* WHAT YOU SHOULD DO: Give every entry again, word for word and in full.

* Saved data entries:
┌────────

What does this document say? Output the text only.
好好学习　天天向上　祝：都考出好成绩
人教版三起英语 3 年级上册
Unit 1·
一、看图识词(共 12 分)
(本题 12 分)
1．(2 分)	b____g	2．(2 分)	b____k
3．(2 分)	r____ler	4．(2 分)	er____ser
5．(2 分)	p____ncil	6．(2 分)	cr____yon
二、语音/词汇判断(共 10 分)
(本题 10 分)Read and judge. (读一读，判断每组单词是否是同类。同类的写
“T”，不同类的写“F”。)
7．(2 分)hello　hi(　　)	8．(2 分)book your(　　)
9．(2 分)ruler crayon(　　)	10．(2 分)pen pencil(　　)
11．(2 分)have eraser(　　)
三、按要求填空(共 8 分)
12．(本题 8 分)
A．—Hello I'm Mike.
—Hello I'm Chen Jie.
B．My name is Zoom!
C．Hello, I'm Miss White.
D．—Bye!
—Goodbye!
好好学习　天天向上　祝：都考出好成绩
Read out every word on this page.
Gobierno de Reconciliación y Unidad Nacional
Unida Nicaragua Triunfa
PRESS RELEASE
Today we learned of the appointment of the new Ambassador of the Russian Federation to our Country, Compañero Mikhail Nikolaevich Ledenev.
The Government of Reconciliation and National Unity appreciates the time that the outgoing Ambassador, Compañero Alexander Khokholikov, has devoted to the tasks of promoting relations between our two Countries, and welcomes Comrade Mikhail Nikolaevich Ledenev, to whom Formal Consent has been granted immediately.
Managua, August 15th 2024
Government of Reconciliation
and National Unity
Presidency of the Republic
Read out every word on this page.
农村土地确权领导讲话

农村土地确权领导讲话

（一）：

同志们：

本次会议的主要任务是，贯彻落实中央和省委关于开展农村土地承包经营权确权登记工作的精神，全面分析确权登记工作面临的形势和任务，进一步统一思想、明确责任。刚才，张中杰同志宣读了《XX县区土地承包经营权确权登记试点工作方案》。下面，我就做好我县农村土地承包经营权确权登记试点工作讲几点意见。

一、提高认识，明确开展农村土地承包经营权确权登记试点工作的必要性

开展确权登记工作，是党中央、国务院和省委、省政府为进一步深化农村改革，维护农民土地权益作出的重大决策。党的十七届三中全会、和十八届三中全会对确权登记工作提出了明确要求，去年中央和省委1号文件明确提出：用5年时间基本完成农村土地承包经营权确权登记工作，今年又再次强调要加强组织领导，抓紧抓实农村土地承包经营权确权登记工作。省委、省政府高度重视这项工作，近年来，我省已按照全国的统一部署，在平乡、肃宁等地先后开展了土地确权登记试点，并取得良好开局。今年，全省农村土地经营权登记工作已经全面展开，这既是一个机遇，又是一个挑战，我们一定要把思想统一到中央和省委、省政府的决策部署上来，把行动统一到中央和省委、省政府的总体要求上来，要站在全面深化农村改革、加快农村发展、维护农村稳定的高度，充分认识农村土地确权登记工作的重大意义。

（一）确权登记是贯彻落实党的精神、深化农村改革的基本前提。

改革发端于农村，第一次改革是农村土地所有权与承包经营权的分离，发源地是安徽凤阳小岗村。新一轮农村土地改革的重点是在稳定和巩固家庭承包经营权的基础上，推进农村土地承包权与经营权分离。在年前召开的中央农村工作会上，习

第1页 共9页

└────────

* THE ANSWER:
What does this document say? Output the text only.
好好学习　天天向上　祝：都考出好成绩
人教版三起英语 3 年级上册
Unit 1·
一、看图识词(共 12 分)
(本题 12 分)
1．(2 分)	b____g	2．(2 分)	b____k
3．(2 分)	r____ler	4．(2 分)	er____ser
5．(2 分)	p____ncil	6．(2 分)	cr____yon
二、语音/词汇判断(共 10 分)
(本题 10 分)Read and judge. (读一读，判断每组单词是否是同类。同类的写
“T”，不同类的写“F”。)
7．(2 分)hello　hi(　　)	8．(2 分)book your(　　)
9．(2 分)ruler crayon(　　)	10．(2 分)pen pencil(　　)
11．(2 分)have eraser(　　)
三、按要求填空(共 8 分)
12．(本题 8 分)
A．—Hello I'm Mike.
—Hello I'm Chen Jie.
B．My name is Zoom!
C．Hello, I'm Miss White.
D．—Bye!
—Goodbye!
好好学习　天天向上　祝：都考出好成绩
Read out every word on this page.
Gobierno de Reconciliación y Unidad Nacional
Unida Nicaragua Triunfa
PRESS RELEASE
Today we learned of the appointment of the new Ambassador of the Russian Federation to our Country, Compañero Mikhail Nikolaevich Ledenev.
The Government of Reconciliation and National Unity appreciates the time that the outgoing Ambassador, Compañero Alexander Khokholikov, has devoted to the tasks of promoting relations between our two Countries, and welcomes Comrade Mikhail Nikolaevich Ledenev, to whom Formal Consent has been granted immediately.
Managua, August 15th 2024
Government of Reconciliation
and National Unity
Presidency of the Republic
Read out every word on this page.
农村土地确权领导讲话

农村土地确权领导讲话

（一）：

同志们：

本次会议的主要任务是，贯彻落实中央和省委关于开展农村土地承包经营权确权登记工作的精神，全面分析确权登记工作面临的形势和任务，进一步统一思想、明确责任。刚才，张中杰同志宣读了《XX县区土地承包经营权确权登记试点工作方案》。下面，我就做好我县农村土地承包经营权确权登记试点工作讲几点意见。

一、提高认识，明确开展农村土地承包经营权确权登记试点工作的必要性

开展确权登记工作，是党中央、国务院和省委、省政府为进一步深化农村改革，维护农民土地权益作出的重大决策。党的十七届三中全会、和十八届三中全会对确权登记工作提出了明确要求，去年中央和省委1号文件明确提出：用5年时间基本完成农村土地承包经营权确权登记工作，今年又再次强调要加强组织领导，抓紧抓实农村土地承包经营权确权登记工作。省委、省政府高度重视这项工作，近年来，我省已按照全国的统一部署，在平乡、肃宁等地先后开展了土地确权登记试点，并取得良好开局。今年，全省农村土地经营权登记工作已经全面展开，这既是一个机遇，又是一个挑战，我们一定要把思想统一到中央和省委、省政府的决策部署上来，把行动统一到中央和省委、省政府的总体要求上来，要站在全面深化农村改革、加快农村发展、维护农村稳定的高度，充分认识农村土地确权登记工作的重大意义。

（一）确权登记是贯彻落实党的精神、深化农村改革的基本前提。

改革发端于农村，第一次改革是农村土地所有权与承包经营权的分离，发源地是安徽凤阳小岗村。新一轮农村土地改革的重点是在稳定和巩固家庭承包经营权的基础上，推进农村土地承包权与经营权分离。在年前召开的中央农村工作会上，习

第1页 共9页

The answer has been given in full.